> [TASK BRIEF] Gather each line of the records where "thiệu" appears.

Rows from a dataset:

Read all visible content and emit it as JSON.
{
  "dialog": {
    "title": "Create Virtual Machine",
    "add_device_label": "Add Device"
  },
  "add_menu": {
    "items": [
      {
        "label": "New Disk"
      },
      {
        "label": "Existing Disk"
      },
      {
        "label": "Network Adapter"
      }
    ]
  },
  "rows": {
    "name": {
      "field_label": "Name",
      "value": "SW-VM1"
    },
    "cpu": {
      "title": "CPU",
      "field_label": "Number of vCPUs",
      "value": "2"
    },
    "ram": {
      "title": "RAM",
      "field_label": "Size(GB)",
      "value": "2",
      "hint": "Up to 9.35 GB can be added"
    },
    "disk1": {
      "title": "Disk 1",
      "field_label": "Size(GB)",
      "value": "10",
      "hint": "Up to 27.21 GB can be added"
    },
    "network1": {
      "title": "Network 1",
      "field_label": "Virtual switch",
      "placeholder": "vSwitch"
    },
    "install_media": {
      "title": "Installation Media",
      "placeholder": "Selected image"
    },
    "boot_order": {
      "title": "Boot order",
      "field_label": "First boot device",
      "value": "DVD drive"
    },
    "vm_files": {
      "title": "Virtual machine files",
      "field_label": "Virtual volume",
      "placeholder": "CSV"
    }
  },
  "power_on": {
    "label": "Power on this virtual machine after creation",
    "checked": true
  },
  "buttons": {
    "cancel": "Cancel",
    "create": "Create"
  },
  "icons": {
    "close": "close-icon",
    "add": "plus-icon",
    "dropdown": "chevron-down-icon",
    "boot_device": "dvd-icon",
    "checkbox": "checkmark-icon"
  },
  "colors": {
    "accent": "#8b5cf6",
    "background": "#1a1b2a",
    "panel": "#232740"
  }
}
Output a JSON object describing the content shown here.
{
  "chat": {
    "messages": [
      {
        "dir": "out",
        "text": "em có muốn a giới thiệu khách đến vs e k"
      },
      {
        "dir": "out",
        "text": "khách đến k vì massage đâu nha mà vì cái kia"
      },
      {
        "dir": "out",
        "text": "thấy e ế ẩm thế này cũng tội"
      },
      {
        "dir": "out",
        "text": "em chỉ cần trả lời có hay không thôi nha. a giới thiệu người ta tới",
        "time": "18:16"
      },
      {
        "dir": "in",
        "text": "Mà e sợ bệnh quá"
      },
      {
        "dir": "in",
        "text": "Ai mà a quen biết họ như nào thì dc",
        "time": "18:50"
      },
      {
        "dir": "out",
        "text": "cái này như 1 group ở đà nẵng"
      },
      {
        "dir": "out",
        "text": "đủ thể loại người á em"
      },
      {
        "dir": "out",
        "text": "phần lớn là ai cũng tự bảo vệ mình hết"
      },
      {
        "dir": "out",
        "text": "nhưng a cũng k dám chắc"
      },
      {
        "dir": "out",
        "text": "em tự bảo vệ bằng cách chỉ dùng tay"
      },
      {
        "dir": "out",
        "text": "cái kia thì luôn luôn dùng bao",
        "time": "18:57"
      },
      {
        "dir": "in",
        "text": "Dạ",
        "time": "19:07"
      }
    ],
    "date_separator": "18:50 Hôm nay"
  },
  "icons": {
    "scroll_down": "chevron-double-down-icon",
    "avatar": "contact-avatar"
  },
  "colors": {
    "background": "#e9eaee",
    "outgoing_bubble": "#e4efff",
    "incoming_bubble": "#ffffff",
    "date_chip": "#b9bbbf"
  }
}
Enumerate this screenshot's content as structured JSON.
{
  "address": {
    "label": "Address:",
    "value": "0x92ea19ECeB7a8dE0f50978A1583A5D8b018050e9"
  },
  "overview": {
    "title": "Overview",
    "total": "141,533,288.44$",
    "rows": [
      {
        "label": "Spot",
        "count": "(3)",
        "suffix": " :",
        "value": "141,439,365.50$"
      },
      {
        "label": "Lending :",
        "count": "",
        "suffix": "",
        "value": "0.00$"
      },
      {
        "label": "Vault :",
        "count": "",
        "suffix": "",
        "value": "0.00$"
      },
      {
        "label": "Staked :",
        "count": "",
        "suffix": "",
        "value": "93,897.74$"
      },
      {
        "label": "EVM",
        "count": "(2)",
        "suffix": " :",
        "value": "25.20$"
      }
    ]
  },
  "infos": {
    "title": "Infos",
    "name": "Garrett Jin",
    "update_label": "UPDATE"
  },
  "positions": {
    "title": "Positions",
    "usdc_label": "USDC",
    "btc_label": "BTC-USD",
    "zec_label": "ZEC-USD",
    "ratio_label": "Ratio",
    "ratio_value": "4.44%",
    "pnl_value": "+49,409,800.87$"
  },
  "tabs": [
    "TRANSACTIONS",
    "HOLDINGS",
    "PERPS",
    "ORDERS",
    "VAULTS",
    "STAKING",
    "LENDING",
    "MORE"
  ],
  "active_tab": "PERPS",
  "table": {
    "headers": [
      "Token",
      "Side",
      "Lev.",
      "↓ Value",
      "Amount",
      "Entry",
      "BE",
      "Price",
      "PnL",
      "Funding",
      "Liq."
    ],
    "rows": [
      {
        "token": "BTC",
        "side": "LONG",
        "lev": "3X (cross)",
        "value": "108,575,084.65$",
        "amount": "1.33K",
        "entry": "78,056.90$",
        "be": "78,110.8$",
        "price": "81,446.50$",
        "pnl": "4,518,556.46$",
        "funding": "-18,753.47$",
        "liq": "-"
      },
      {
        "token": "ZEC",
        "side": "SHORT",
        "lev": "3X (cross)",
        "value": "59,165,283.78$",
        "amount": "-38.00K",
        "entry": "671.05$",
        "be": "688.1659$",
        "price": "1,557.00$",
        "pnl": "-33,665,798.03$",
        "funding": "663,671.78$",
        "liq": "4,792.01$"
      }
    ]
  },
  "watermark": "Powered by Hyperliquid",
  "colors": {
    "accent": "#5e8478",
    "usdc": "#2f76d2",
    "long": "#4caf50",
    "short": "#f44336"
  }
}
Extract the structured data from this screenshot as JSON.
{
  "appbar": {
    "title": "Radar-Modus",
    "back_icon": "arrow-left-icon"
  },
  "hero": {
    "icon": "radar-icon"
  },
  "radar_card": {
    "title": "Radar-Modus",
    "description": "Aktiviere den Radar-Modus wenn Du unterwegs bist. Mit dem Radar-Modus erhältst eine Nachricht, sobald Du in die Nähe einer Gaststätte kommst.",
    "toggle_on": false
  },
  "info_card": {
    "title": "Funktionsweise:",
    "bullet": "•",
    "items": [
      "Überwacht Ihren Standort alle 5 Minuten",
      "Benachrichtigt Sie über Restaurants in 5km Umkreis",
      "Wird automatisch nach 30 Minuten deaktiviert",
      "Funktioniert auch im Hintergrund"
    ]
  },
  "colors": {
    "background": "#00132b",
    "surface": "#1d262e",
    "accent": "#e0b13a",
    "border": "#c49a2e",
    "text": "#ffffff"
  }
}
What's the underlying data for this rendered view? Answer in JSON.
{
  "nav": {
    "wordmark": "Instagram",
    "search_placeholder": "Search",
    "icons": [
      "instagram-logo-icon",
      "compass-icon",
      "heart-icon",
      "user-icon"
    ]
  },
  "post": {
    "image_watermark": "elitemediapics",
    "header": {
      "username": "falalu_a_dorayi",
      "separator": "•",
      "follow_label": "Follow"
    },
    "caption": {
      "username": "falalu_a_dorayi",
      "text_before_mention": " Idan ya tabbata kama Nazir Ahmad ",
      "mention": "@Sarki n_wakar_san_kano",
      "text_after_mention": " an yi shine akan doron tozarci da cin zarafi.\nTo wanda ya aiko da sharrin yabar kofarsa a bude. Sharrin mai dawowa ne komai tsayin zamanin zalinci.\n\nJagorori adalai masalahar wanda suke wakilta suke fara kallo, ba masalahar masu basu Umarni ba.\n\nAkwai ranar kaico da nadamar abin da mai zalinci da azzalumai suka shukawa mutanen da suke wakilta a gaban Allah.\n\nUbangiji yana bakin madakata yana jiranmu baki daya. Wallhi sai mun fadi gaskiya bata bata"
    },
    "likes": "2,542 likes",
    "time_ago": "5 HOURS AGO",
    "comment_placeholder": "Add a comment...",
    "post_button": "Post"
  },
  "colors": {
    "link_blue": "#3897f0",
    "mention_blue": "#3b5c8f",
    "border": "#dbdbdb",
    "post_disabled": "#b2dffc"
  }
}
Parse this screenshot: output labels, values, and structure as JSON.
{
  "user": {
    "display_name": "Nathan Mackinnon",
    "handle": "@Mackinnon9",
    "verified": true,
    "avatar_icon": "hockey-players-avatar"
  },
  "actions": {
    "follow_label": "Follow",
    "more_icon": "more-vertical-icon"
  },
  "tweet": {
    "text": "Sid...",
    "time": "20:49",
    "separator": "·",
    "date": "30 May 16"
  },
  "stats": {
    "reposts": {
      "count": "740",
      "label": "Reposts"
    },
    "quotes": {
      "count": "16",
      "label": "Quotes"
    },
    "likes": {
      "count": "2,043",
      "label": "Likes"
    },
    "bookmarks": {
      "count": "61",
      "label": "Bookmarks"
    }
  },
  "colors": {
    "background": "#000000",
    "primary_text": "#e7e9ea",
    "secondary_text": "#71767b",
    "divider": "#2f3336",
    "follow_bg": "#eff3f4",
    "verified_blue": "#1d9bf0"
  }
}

> [WRITTEN REPLY]
        "text": "em có muốn a giới thiệu khách đến vs e k"
        "text": "em chỉ cần trả lời có hay không thôi nha. a giới thiệu người ta tới",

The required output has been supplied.